**YOUR TASK**
Look through the entries and report how many lines include the word "true". Give the number alone.
## start MATERIAL SHOWN
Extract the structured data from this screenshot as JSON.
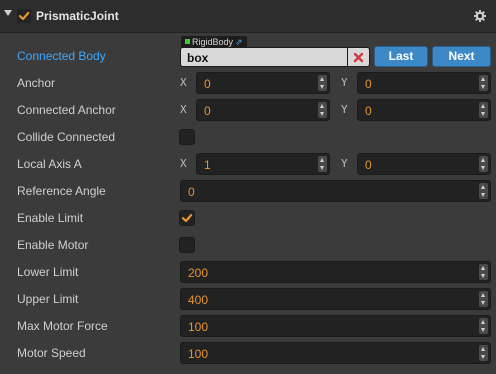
{
  "component": {
    "title": "PrismaticJoint",
    "enabled": true,
    "colors": {
      "accent": "#e69533",
      "link": "#3ea8ff",
      "button": "#3d88c6"
    }
  },
  "connected_body": {
    "label": "Connected Body",
    "type_tag": "RigidBody",
    "value": "box",
    "last_label": "Last",
    "next_label": "Next"
  },
  "anchor": {
    "label": "Anchor",
    "x_label": "X",
    "y_label": "Y",
    "x": "0",
    "y": "0"
  },
  "connected_anchor": {
    "label": "Connected Anchor",
    "x_label": "X",
    "y_label": "Y",
    "x": "0",
    "y": "0"
  },
  "collide_connected": {
    "label": "Collide Connected",
    "checked": false
  },
  "local_axis_a": {
    "label": "Local Axis A",
    "x_label": "X",
    "y_label": "Y",
    "x": "1",
    "y": "0"
  },
  "reference_angle": {
    "label": "Reference Angle",
    "value": "0"
  },
  "enable_limit": {
    "label": "Enable Limit",
    "checked": true
  },
  "enable_motor": {
    "label": "Enable Motor",
    "checked": false
  },
  "lower_limit": {
    "label": "Lower Limit",
    "value": "200"
  },
  "upper_limit": {
    "label": "Upper Limit",
    "value": "400"
  },
  "max_motor_force": {
    "label": "Max Motor Force",
    "value": "100"
  },
  "motor_speed": {
    "label": "Motor Speed",
    "value": "100"
  }
}
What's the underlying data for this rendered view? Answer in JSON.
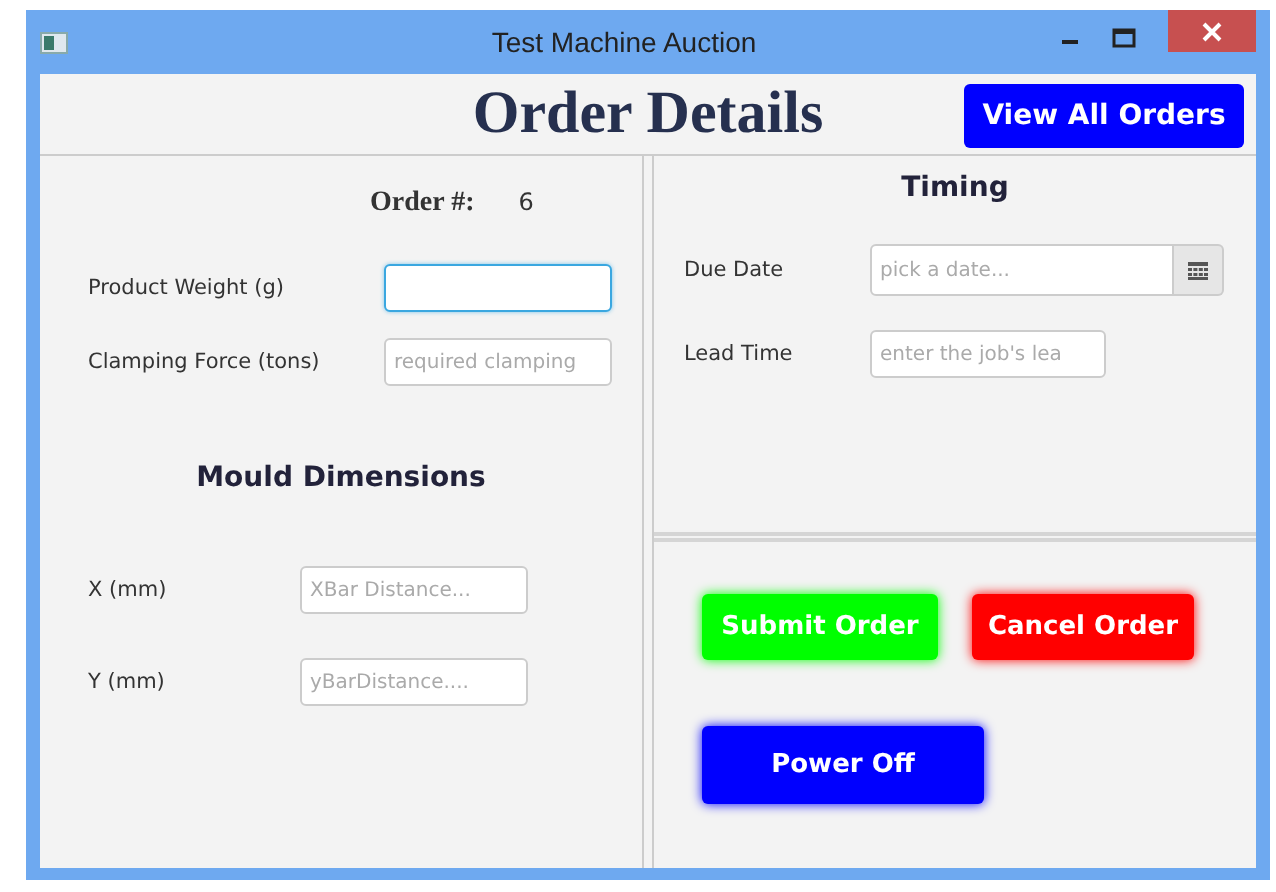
{
  "window": {
    "title": "Test Machine Auction"
  },
  "header": {
    "title": "Order Details",
    "button": "View All Orders"
  },
  "order": {
    "label": "Order #:",
    "value": "6"
  },
  "product_fields": [
    {
      "label": "Product Weight (g)",
      "focused": true
    },
    {
      "label": "Clamping Force (tons)",
      "placeholder": "required clamping",
      "focused": false
    }
  ],
  "mould": {
    "title": "Mould Dimensions",
    "fields": [
      {
        "label": "X (mm)",
        "placeholder": "XBar Distance..."
      },
      {
        "label": "Y (mm)",
        "placeholder": "yBarDistance...."
      }
    ]
  },
  "timing": {
    "title": "Timing",
    "due_date": {
      "label": "Due Date",
      "placeholder": "pick a date..."
    },
    "lead_time": {
      "label": "Lead Time",
      "placeholder": "enter the job's lea"
    }
  },
  "actions": [
    {
      "label": "Submit Order",
      "color": "#00ff00"
    },
    {
      "label": "Cancel Order",
      "color": "#ff0000"
    },
    {
      "label": "Power Off",
      "color": "#0000ff"
    }
  ]
}
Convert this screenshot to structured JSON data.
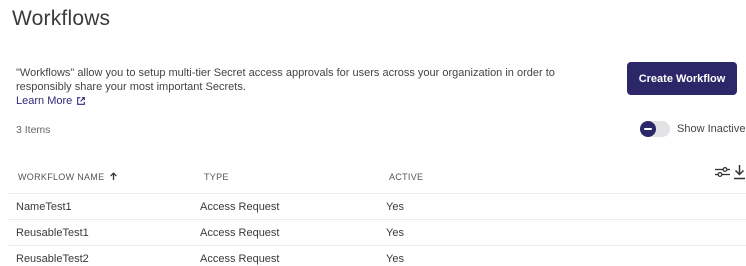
{
  "page": {
    "title": "Workflows"
  },
  "intro": {
    "description": "\"Workflows\" allow you to setup multi-tier Secret access approvals for users across your organization in order to responsibly share your most important Secrets.",
    "learn_more": "Learn More"
  },
  "actions": {
    "create_label": "Create Workflow"
  },
  "list_meta": {
    "count": "3 Items",
    "show_inactive_label": "Show Inactive",
    "show_inactive_on": false
  },
  "table": {
    "columns": {
      "name": "WORKFLOW NAME",
      "type": "TYPE",
      "active": "ACTIVE"
    },
    "sort_icon": "arrow-up-icon",
    "tool_icons": [
      "filter-sliders-icon",
      "download-icon"
    ],
    "rows": [
      {
        "name": "NameTest1",
        "type": "Access Request",
        "active": "Yes"
      },
      {
        "name": "ReusableTest1",
        "type": "Access Request",
        "active": "Yes"
      },
      {
        "name": "ReusableTest2",
        "type": "Access Request",
        "active": "Yes"
      }
    ]
  },
  "colors": {
    "primary": "#2b2768",
    "link": "#2f2b7a"
  }
}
## end MATERIAL SHOWN
**WRITTEN SOLUTION**
3